** Information shown **
-- START --
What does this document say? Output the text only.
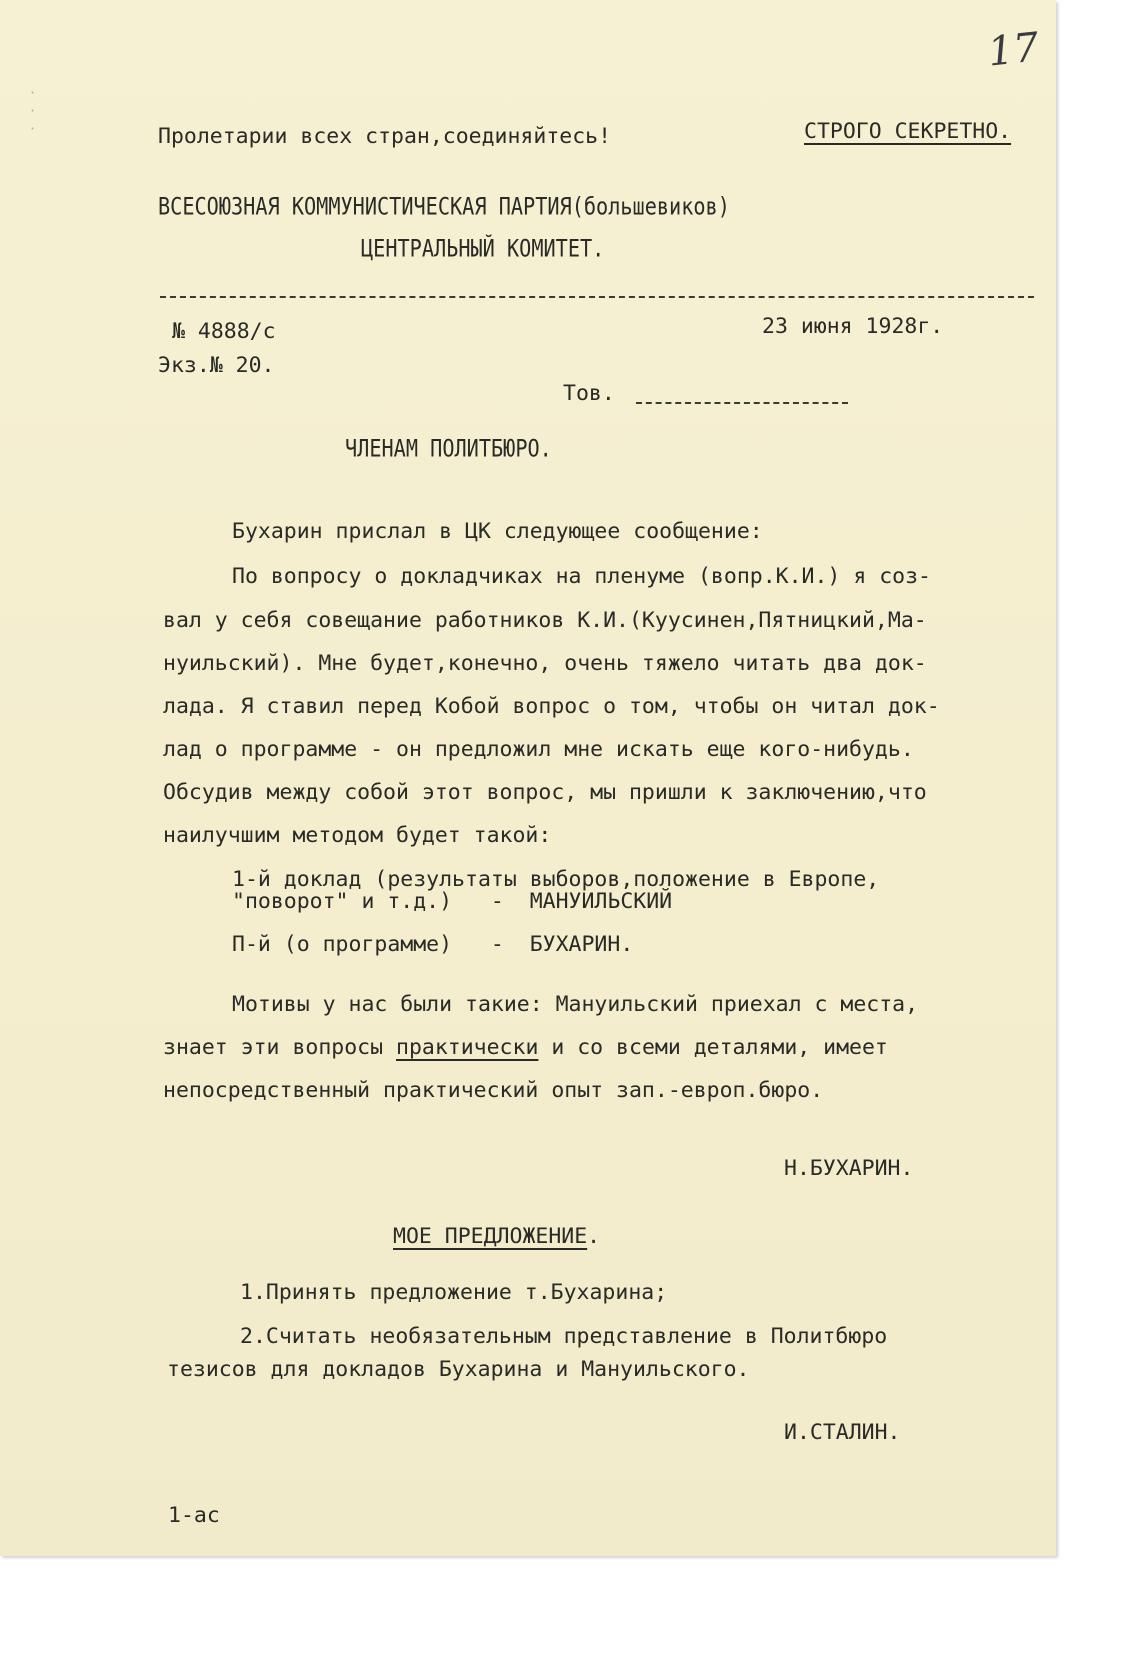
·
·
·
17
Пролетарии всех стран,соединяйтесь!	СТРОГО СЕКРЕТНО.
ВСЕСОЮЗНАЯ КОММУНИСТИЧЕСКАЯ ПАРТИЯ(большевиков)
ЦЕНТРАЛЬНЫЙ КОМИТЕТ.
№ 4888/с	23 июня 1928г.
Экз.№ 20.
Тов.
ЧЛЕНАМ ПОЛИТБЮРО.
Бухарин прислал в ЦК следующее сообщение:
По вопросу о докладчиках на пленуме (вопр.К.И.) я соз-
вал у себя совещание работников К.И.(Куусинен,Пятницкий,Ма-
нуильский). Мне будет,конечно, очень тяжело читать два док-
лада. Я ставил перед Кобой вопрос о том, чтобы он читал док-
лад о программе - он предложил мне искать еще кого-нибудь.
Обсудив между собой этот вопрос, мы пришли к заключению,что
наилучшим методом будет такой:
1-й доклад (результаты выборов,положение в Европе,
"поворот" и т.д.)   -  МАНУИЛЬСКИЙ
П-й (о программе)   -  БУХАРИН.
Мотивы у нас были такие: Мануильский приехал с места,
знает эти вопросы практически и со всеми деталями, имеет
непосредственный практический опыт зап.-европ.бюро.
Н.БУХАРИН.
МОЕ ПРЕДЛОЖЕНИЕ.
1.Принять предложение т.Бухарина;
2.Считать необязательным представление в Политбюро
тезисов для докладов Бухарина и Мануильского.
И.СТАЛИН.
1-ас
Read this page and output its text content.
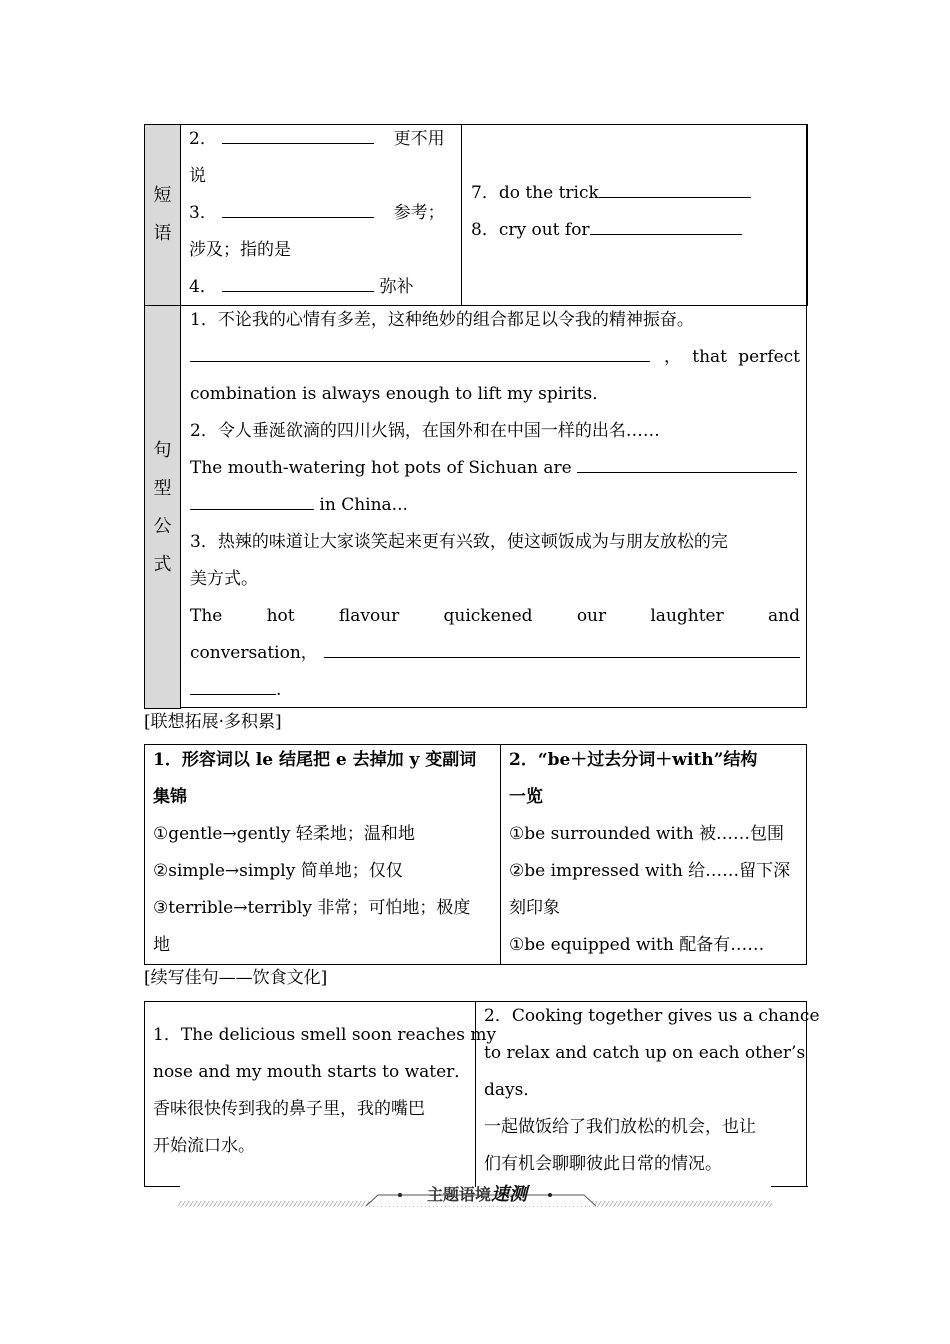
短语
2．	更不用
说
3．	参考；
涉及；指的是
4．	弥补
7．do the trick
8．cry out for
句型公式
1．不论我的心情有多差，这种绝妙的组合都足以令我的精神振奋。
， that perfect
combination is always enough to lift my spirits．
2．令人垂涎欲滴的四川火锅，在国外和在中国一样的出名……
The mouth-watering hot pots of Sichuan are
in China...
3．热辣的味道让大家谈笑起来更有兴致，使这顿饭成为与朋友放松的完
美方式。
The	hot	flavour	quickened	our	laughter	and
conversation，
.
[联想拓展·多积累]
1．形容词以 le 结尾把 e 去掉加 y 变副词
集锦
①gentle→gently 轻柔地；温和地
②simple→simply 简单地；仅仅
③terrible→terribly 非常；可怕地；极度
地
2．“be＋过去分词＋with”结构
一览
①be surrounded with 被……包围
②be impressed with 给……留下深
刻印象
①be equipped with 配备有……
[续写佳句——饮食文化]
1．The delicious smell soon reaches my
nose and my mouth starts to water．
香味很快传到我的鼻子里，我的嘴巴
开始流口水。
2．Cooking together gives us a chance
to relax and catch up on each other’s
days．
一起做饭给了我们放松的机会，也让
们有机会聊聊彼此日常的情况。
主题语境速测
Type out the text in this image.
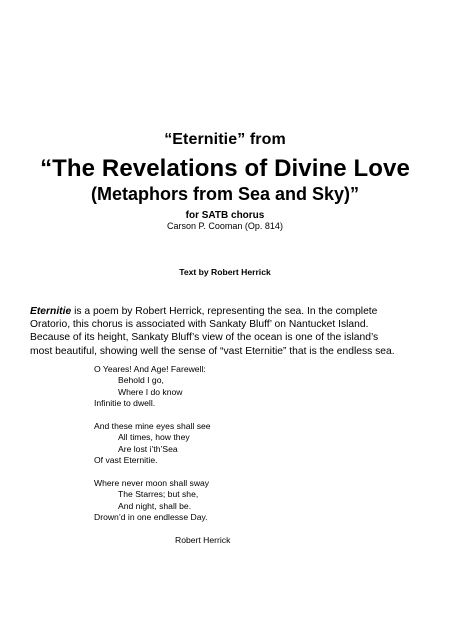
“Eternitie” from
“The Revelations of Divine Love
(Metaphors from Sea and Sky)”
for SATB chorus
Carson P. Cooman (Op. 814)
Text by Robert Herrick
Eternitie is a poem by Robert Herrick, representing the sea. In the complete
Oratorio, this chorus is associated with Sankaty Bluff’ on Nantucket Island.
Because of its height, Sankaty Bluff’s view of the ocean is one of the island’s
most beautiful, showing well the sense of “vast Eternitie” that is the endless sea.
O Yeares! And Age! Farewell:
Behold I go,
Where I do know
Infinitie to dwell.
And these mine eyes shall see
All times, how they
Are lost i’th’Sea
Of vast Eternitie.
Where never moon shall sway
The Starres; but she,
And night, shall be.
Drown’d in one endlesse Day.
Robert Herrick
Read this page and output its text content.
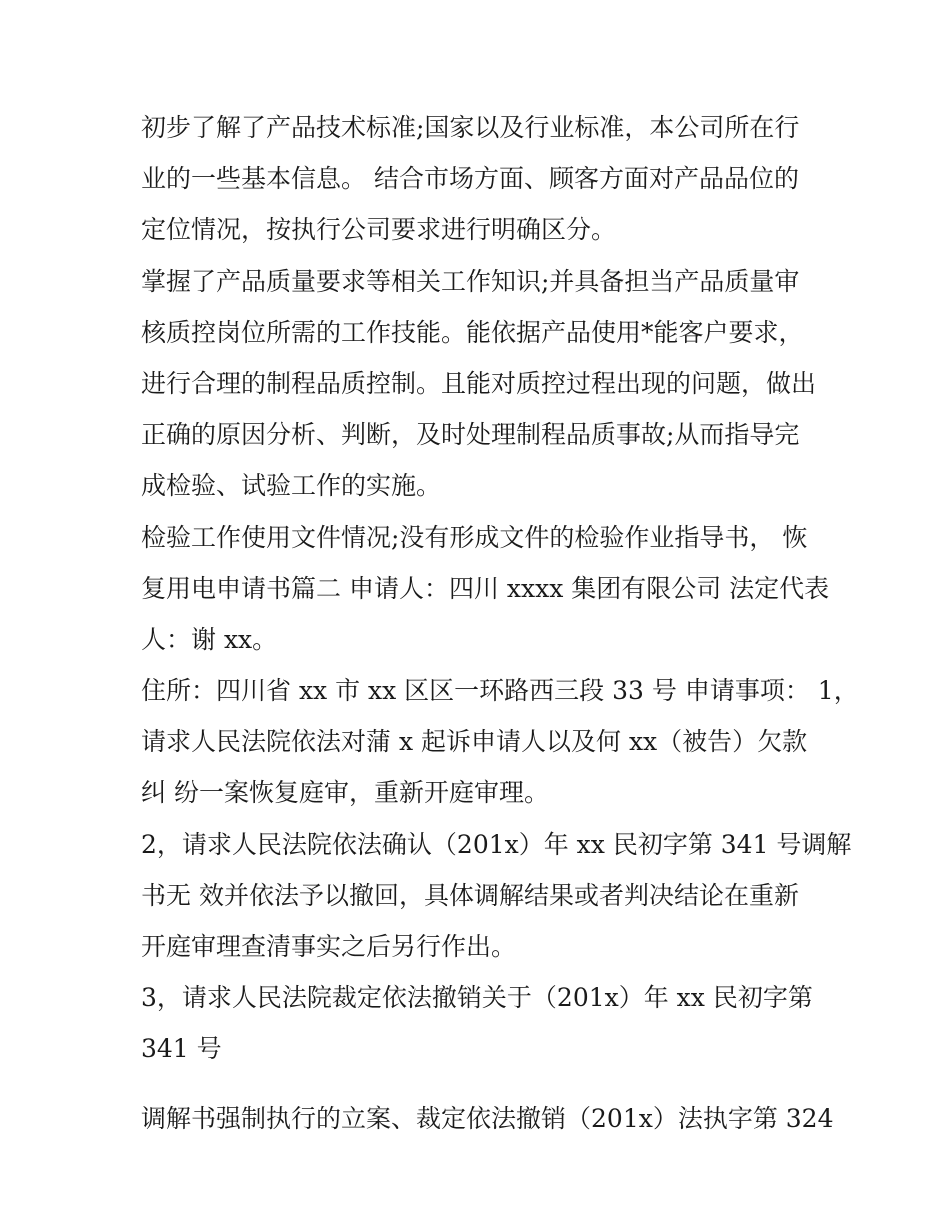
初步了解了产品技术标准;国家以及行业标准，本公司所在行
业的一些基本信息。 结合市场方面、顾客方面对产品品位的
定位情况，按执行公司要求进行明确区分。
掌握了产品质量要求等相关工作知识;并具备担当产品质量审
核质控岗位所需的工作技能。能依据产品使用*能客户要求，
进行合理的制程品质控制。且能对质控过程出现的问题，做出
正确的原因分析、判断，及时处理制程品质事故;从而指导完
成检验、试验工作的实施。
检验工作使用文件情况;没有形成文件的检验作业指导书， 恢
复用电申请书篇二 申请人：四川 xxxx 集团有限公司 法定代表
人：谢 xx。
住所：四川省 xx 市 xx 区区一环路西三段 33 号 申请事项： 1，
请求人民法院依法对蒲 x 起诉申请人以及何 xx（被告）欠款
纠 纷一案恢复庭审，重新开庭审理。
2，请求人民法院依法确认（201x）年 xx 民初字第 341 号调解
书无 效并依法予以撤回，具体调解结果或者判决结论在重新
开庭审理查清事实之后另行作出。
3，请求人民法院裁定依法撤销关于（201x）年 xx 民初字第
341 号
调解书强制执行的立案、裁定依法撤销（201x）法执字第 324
-- END --
** Short exercise **
Pick out every line above that contains the word "Sankaty" and copy it.

** Full answer **
Oratorio, this chorus is associated with Sankaty Bluff’ on Nantucket Island.
Because of its height, Sankaty Bluff’s view of the ocean is one of the island’s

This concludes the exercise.